__EXERCISE AIM__:
The records below must be duplicated exactly, character for character.

__GIVEN RECORDS__:
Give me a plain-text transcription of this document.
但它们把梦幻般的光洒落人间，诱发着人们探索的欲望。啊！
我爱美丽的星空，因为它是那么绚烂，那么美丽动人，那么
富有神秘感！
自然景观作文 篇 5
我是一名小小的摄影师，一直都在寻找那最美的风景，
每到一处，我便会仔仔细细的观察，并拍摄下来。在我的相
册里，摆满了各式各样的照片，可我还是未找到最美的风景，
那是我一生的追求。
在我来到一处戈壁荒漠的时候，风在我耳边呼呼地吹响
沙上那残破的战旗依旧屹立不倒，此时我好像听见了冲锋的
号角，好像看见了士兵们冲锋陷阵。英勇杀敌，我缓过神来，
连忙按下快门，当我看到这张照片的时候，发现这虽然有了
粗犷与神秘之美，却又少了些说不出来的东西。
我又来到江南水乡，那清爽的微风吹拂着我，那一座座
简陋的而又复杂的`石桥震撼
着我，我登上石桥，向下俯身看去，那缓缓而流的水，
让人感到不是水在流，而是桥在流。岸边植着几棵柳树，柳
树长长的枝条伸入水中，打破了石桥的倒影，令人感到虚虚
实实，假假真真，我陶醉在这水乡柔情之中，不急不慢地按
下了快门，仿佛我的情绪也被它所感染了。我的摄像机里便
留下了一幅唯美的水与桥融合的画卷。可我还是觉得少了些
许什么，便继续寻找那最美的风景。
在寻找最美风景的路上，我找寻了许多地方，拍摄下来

__COMPLETED TASK__:
Give me a plain-text transcription of this document.
但它们把梦幻般的光洒落人间，诱发着人们探索的欲望。啊！
我爱美丽的星空，因为它是那么绚烂，那么美丽动人，那么
富有神秘感！
自然景观作文 篇 5
我是一名小小的摄影师，一直都在寻找那最美的风景，
每到一处，我便会仔仔细细的观察，并拍摄下来。在我的相
册里，摆满了各式各样的照片，可我还是未找到最美的风景，
那是我一生的追求。
在我来到一处戈壁荒漠的时候，风在我耳边呼呼地吹响
沙上那残破的战旗依旧屹立不倒，此时我好像听见了冲锋的
号角，好像看见了士兵们冲锋陷阵。英勇杀敌，我缓过神来，
连忙按下快门，当我看到这张照片的时候，发现这虽然有了
粗犷与神秘之美，却又少了些说不出来的东西。
我又来到江南水乡，那清爽的微风吹拂着我，那一座座
简陋的而又复杂的`石桥震撼
着我，我登上石桥，向下俯身看去，那缓缓而流的水，
让人感到不是水在流，而是桥在流。岸边植着几棵柳树，柳
树长长的枝条伸入水中，打破了石桥的倒影，令人感到虚虚
实实，假假真真，我陶醉在这水乡柔情之中，不急不慢地按
下了快门，仿佛我的情绪也被它所感染了。我的摄像机里便
留下了一幅唯美的水与桥融合的画卷。可我还是觉得少了些
许什么，便继续寻找那最美的风景。
在寻找最美风景的路上，我找寻了许多地方，拍摄下来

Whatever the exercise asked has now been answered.